### TASK DIRECTIONS
Read the material below and count the lines holding the string "this". Give that count with nothing added.

BEGIN EXTRACTED DATA

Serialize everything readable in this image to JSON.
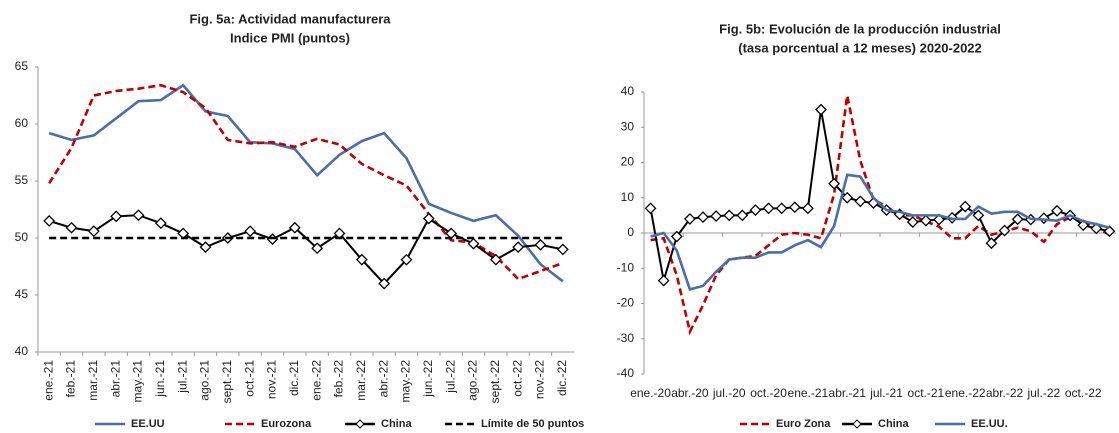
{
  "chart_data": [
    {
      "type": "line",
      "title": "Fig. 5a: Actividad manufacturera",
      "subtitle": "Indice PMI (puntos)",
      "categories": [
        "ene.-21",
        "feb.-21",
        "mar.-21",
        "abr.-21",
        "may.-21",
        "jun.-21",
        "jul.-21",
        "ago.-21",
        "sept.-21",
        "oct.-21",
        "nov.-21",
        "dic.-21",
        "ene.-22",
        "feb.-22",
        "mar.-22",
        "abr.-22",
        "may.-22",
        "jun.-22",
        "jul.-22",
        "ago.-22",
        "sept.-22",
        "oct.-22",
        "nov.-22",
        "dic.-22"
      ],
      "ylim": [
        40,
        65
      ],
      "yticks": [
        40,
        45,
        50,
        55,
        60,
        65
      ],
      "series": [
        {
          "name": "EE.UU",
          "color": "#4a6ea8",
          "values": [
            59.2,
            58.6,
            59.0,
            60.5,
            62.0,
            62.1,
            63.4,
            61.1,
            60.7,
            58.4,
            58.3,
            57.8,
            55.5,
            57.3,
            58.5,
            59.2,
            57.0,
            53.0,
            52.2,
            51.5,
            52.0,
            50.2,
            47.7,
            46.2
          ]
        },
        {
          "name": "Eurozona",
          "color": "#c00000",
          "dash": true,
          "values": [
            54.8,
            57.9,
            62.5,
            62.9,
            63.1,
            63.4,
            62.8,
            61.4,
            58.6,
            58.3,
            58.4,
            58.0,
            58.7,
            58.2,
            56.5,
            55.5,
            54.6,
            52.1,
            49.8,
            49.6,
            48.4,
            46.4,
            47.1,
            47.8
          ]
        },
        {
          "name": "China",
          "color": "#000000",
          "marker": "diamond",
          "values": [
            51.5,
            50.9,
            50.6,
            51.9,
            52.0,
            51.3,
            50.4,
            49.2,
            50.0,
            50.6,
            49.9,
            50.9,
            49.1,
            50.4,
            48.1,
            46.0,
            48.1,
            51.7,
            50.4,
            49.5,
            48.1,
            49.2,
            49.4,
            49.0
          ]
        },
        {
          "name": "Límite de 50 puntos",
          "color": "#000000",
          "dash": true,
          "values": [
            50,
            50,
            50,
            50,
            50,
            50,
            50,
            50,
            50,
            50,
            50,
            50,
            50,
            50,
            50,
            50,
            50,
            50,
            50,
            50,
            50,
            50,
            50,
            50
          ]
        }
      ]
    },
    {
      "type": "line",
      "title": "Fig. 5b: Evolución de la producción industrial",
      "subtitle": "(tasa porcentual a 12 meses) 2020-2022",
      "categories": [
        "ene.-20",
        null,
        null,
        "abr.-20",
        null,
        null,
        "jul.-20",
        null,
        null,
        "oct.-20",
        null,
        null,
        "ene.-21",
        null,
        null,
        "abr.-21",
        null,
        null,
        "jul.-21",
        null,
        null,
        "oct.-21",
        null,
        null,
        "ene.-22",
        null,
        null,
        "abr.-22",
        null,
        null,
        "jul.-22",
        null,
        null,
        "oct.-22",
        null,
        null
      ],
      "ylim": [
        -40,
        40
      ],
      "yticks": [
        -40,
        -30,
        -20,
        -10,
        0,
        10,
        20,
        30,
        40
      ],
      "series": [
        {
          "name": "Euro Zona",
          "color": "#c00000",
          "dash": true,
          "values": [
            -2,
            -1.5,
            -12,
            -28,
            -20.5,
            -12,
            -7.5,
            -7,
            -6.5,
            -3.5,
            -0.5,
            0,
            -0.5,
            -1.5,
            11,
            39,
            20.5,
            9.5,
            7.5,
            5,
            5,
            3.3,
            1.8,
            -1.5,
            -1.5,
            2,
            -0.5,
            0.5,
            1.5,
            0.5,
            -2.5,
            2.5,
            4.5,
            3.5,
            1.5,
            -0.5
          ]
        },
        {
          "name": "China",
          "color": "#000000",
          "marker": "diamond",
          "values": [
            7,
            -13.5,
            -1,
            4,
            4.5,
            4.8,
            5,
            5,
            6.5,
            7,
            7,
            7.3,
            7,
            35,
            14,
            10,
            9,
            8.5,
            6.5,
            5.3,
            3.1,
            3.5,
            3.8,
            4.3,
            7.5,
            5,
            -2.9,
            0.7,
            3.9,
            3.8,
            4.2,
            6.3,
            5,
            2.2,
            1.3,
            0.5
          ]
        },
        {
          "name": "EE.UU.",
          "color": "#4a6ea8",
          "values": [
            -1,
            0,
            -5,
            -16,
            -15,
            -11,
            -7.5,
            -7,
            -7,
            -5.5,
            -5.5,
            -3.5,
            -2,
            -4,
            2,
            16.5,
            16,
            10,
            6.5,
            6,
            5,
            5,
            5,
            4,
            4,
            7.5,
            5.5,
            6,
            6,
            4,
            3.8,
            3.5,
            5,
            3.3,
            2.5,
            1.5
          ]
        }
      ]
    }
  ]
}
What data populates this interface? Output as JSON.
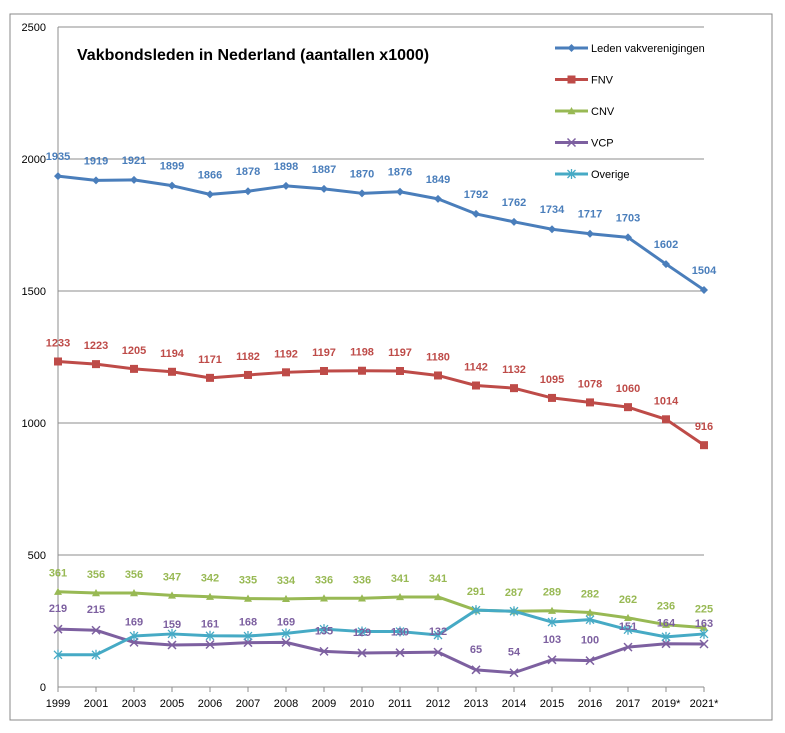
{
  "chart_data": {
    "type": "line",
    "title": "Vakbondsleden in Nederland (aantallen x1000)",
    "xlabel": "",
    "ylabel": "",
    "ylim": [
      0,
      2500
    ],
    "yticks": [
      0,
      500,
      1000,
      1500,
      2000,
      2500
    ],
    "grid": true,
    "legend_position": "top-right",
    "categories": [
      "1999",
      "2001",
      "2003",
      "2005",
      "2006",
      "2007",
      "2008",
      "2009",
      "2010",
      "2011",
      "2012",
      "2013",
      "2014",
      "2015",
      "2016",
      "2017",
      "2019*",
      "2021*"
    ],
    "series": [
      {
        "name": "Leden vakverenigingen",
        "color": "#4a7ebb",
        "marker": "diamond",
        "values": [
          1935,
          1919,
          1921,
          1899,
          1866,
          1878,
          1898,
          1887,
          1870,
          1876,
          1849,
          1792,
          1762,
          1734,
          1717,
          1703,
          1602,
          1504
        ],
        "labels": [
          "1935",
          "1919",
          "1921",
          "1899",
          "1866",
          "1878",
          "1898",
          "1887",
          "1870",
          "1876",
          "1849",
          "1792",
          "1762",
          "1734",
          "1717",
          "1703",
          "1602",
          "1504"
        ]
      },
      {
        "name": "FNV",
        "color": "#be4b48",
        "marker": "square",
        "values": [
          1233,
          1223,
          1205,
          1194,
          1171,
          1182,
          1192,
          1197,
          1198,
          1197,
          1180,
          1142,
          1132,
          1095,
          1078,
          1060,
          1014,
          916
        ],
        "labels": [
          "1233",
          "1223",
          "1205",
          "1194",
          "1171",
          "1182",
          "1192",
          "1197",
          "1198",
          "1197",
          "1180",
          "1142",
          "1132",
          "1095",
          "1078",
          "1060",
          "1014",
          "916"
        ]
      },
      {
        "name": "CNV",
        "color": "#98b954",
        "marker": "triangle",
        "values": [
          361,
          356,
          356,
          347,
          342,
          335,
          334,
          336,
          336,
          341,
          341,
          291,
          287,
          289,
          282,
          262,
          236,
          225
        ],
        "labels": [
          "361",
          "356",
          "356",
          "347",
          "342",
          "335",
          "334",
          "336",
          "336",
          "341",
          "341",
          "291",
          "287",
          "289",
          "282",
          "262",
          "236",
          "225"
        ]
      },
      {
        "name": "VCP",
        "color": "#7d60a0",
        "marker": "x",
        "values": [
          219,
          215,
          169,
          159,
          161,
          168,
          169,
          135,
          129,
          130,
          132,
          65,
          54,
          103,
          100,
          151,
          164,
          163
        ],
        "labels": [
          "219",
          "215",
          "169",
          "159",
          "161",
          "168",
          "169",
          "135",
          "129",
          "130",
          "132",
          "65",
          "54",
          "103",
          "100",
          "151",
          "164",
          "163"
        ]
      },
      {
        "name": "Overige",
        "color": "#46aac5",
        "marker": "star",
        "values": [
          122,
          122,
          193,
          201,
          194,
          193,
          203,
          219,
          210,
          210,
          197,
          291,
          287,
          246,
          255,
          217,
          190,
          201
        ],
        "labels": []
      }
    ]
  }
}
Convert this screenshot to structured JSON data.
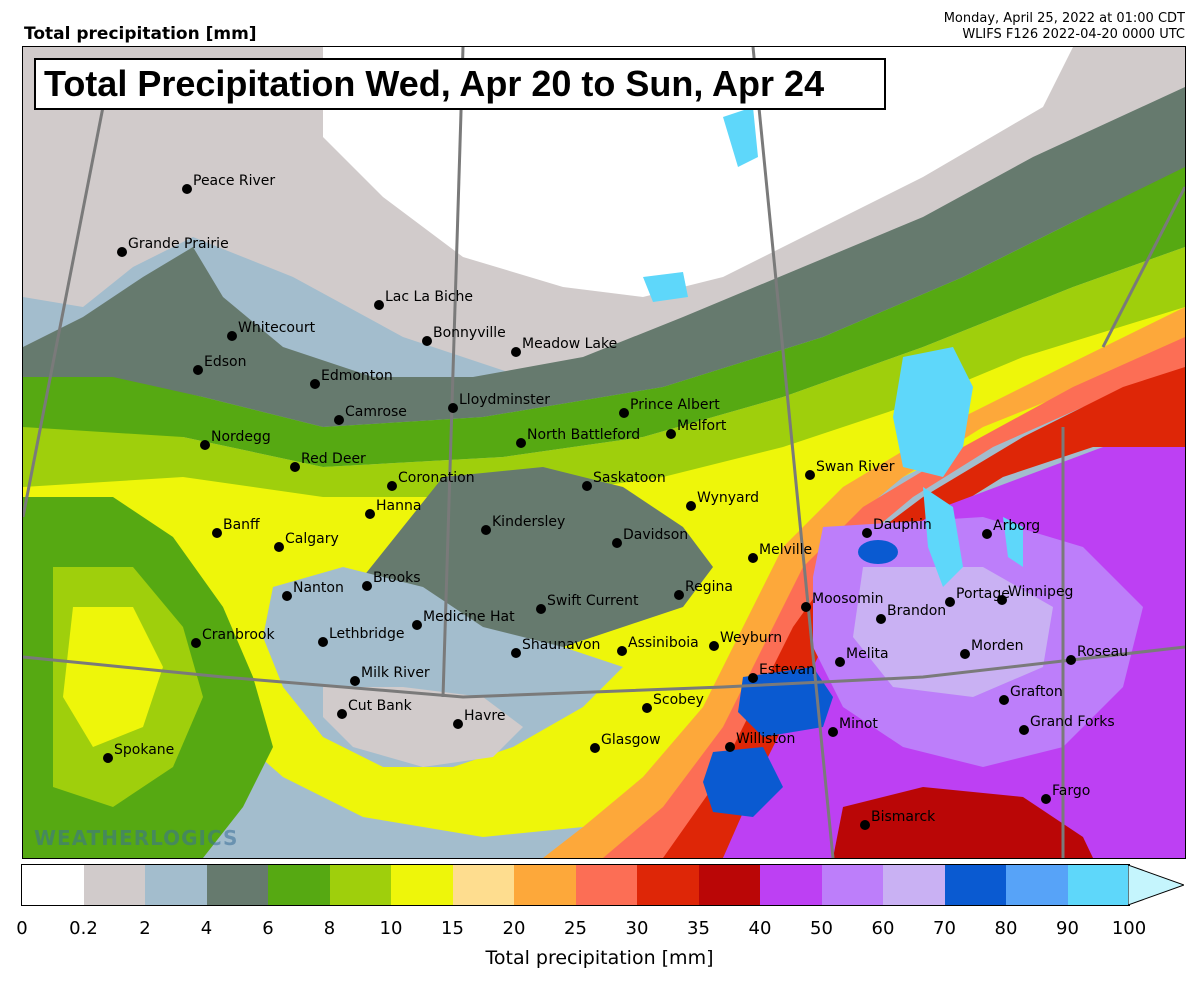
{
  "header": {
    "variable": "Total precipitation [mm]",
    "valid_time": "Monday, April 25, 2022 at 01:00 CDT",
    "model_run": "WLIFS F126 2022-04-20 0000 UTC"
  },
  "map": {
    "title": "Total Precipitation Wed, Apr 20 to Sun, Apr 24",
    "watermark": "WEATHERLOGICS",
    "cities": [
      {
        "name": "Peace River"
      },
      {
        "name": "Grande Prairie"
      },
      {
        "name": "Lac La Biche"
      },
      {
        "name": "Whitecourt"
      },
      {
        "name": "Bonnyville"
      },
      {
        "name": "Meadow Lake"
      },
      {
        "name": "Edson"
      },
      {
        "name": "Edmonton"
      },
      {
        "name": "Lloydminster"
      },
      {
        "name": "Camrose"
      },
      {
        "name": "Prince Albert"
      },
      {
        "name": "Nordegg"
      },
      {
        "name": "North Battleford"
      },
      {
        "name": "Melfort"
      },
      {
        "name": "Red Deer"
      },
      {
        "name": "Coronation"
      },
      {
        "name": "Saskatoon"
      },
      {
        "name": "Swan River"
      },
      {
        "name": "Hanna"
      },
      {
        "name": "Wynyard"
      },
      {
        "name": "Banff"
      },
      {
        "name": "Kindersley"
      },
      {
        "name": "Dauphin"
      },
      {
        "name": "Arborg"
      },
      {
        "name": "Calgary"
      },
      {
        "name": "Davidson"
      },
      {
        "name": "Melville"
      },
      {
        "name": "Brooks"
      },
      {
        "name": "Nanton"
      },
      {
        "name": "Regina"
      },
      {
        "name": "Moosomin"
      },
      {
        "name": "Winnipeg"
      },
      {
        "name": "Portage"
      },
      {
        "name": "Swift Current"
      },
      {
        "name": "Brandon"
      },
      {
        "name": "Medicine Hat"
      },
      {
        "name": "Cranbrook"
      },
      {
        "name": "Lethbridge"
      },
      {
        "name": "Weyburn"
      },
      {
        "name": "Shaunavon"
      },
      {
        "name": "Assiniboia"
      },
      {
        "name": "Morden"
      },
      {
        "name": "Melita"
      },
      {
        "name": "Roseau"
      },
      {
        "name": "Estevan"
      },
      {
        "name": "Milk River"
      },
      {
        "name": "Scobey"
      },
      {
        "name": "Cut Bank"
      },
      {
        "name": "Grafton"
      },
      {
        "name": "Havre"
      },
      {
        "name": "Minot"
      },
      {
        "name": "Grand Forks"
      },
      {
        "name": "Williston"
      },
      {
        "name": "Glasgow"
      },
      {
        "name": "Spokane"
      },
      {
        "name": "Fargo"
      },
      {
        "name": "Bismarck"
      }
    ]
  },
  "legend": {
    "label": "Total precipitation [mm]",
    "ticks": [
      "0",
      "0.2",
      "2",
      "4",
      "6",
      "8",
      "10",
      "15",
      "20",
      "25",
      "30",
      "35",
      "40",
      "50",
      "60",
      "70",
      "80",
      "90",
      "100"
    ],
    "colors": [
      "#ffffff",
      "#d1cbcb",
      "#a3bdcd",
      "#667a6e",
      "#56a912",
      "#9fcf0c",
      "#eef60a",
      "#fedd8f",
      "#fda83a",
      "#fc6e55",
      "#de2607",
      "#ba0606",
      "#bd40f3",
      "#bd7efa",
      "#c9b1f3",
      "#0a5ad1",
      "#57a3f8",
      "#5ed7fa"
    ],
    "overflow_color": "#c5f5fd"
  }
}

END EXTRACTED DATA

### THE RESULT
3